阅读文本>
·····
跳到主要内容
版本:0.13.0

使用 Tensorize 来利用硬件内联函数

备注

单击 此处 下载完整的示例代码

作者Yizhi Liu

本文介绍如何在 TVM 中进行张量化。

通过使用调度原语 tensorize,可以用相应的内联函数替换一个计算单元,从而可以利用手写的 micro-kernels,以及扩展 TVM 支持新的硬件架构。

本教程的目的是展示 tensorize 的功能和用法,而非提供有效的解决方案。

from __future__ import absolute_import, print_function

import tvm
from tvm import te
import tvm.testing
import numpy as np

定义矩阵乘法

以矩阵乘法为例,Matmul 首先将两个矩阵之间的对应元素相乘,然后在某个轴上累加。以下代码描述了 TVM 中的计算 A * B^T

N, M, L = 1024, 512, 64
A = te.placeholder((N, L), name="A")
B = te.placeholder((M, L), name="B")
k = te.reduce_axis((0, L), name="k")
C = te.compute((N, M), lambda i, j: te.sum(A[i, k] * B[j, k], axis=k), name="C")
s = te.create_schedule(C.op)
print(tvm.lower(s, [A, B, C], simple_mode=True))

输出结果:

@main = primfn(A_1: handle, B_1: handle, C_1: handle) -> ()
attr = {"from_legacy_te_schedule": True, "global_symbol": "main", "tir.noalias": True}
buffers = {A: Buffer(A_2: Pointer(float32), float32, [65536], []),
B: Buffer(B_2: Pointer(float32), float32, [32768], []),
C: Buffer(C_2: Pointer(float32), float32, [524288], [])}
buffer_map = {A_1: A, B_1: B, C_1: C}
preflattened_buffer_map = {A_1: A_3: Buffer(A_2, float32, [1024, 64], []), B_1: B_3: Buffer(B_2, float32, [512, 64], []), C_1: C_3: Buffer(C_2, float32, [1024, 512], [])} {
for (i: int32, 0, 1024) {
for (j: int32, 0, 512) {
C[((i*512) + j)] = 0f32
for (k: int32, 0, 64) {
let cse_var_1: int32 = ((i*512) + j)
C[cse_var_1] = (C[cse_var_1] + (A[((i*64) + k)]*B[((j*64) + k)]))
}
}
}
}

调度 Matmul

假设有一个支持矩阵向量乘法(GEMV)作为硬件原语的加速器,它可以采用任意大小的 reduce 轴,但另一个轴需要不大于 16。我们需要分解 matmul 循环,使最里面的循环是(16x64)GEMV。

factor = 16
x, y = C.op.axis
(z,) = C.op.reduce_axis
yo, yi = s[C].split(y, factor=factor)
s[C].reorder(x, yo, yi, z)
print(tvm.lower(s, [A, B, C], simple_mode=True))
·····
记录摘录>
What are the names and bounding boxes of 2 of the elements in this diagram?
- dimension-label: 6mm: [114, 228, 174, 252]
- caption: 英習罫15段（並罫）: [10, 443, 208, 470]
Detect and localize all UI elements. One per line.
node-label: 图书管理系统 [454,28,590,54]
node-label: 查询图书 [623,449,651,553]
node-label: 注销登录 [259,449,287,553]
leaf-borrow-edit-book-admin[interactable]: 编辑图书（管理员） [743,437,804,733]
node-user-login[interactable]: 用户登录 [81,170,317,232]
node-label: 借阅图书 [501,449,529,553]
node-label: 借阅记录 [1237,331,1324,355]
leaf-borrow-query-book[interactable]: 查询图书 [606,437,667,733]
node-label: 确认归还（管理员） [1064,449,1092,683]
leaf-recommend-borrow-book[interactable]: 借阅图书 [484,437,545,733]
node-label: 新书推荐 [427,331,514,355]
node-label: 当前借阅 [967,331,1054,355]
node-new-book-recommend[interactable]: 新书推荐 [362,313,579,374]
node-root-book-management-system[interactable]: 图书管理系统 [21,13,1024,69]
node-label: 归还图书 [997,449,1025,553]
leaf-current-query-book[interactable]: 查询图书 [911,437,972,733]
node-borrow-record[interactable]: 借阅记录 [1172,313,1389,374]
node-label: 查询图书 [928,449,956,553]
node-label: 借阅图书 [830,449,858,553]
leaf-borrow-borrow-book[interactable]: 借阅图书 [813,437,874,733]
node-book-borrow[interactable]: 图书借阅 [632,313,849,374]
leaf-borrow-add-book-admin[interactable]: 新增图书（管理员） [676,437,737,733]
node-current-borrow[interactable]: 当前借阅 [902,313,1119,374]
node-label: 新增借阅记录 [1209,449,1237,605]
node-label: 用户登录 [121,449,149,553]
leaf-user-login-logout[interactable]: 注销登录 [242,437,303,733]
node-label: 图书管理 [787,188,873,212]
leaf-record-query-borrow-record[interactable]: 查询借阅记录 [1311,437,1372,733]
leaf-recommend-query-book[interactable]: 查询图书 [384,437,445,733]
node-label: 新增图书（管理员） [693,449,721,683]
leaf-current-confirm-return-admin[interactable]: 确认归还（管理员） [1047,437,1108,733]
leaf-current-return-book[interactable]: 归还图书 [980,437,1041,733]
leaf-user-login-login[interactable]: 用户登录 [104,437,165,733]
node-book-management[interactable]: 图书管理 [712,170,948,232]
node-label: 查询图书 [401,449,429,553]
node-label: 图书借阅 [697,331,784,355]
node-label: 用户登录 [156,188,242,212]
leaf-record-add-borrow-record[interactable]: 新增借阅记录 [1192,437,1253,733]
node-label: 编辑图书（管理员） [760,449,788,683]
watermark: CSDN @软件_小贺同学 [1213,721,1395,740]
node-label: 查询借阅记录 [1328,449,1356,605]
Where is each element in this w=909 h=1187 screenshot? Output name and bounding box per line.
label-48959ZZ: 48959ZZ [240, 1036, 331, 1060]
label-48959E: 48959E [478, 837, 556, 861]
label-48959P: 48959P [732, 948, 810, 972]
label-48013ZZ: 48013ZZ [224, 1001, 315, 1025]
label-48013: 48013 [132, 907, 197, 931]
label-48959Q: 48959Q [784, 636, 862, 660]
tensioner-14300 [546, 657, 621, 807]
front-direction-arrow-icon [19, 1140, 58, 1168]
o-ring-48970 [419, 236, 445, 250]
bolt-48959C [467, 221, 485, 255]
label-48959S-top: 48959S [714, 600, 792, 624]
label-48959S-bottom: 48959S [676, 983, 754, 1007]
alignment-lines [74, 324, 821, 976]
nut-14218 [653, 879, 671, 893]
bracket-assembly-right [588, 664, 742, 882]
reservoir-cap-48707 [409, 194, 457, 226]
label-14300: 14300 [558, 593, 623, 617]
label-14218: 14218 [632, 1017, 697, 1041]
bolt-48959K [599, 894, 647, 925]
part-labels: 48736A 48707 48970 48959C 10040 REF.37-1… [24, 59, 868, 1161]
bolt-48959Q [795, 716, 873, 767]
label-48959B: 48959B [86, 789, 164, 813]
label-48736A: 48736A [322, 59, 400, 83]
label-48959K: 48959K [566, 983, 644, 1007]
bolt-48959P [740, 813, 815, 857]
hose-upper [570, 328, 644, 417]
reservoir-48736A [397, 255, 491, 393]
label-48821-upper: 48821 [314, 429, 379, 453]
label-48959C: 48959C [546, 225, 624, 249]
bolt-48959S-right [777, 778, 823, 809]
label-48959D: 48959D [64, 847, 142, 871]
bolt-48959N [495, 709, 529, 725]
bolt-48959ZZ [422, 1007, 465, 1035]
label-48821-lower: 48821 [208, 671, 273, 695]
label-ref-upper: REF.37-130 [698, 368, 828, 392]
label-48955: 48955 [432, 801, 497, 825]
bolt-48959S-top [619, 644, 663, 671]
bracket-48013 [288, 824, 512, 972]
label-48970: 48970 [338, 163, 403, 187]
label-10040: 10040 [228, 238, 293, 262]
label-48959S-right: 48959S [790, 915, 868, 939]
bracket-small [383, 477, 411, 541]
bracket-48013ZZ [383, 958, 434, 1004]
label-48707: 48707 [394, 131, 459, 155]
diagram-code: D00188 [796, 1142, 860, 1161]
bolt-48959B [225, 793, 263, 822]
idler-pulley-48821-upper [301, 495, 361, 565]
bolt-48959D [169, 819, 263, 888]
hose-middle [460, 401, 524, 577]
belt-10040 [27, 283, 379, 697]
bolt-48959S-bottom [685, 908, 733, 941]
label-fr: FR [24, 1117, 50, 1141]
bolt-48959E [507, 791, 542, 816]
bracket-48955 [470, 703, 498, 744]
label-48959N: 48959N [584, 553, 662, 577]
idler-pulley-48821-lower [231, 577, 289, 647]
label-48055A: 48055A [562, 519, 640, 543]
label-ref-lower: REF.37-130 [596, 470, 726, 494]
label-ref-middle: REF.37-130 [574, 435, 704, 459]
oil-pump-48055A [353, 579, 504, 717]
·····
本题任务> 请接续上文那篇介绍 TVM 张量化用法的教程,从其最后一句之后往下写。

本题输出>
输出结果:

@main = primfn(A_1: handle, B_1: handle, C_1: handle) -> ()
attr = {"from_legacy_te_schedule": True, "global_symbol": "main", "tir.noalias": True}
buffers = {A: Buffer(A_2: Pointer(float32), float32, [65536], []),
B: Buffer(B_2: Pointer(float32), float32, [32768], []),
C: Buffer(C_2: Pointer(float32), float32, [524288], [])}
buffer_map = {A_1: A, B_1: B, C_1: C}
preflattened_buffer_map = {A_1: A_3: Buffer(A_2, float32, [1024, 64], []), B_1: B_3: Buffer(B_2, float32, [512, 64], []), C_1: C_3: Buffer(C_2, float32, [1024, 512], [])} {
for (i: int32, 0, 1024) {
for (j.outer: int32, 0, 32) {
for (j.inner: int32, 0, 16) {
C[(((i*512) + (j.outer*16)) + j.inner)] = 0f32
for (k: int32, 0, 64) {
let cse_var_1: int32 = (((i*512) + (j.outer*16)) + j.inner)
C[cse_var_1] = (C[cse_var_1] + (A[((i*64) + k)]*B[(((j.outer*1024) + (j.inner*64)) + k)]))
}
}
}
}
}

如上面打印的 IR 所示,内部循环 j.innerk 共同构成 GEMV 的计算——在最里面的两个循环中,索引 i 是固定的,对矩阵 A 的访问只取决于 k,这使得 A 的访问模式是一个「向量」。可以张量化 j.inner,从而利用假定硬件的 GEMV 指令。

定义 GEMV Tensorization 内联函数

调度张量之前,首先定义 GEMV 的内联函数。它包括两部分:第一部分是 GEMV 的计算定义, TVM 使用它来匹配原始 Matmul schedule 中的计算模式;二是指定如何在设备上执行 GEMV,在下面的 intrin_func 中完成。

def intrin_gemv(m, l):
a = te.placeholder((l,), name="a")
b = te.placeholder((m, l), name="b")
k = te.reduce_axis((0, l), name="k")
c = te.compute((m,), lambda i: te.sum(a[k] * b[i, k], axis=k), name="c")
Ab = tvm.tir.decl_buffer(a.shape, a.dtype, name="A", offset_factor=1, strides=[1])
Bb = tvm.tir.decl_buffer(b.shape, b.dtype, name="B", offset_factor=1, strides=[te.var("s1"), 1])
Cb = tvm.tir.decl_buffer(c.shape, c.dtype, name="C", offset_factor=1, strides=[1])

def intrin_func(ins, outs):
ib = tvm.tir.ir_builder.create()
aa, bb = ins
cc = outs[0]
ib.emit(
tvm.tir.call_extern(
"int32",
"gemv_update",
cc.access_ptr("w"),
aa.access_ptr("r"),
bb.access_ptr("r"),
m,
l,
bb.strides[0],
)
)
return ib.get()

return te.decl_tensor_intrin(c.op, intrin_func, binds={a: Ab, b: Bb, c: Cb})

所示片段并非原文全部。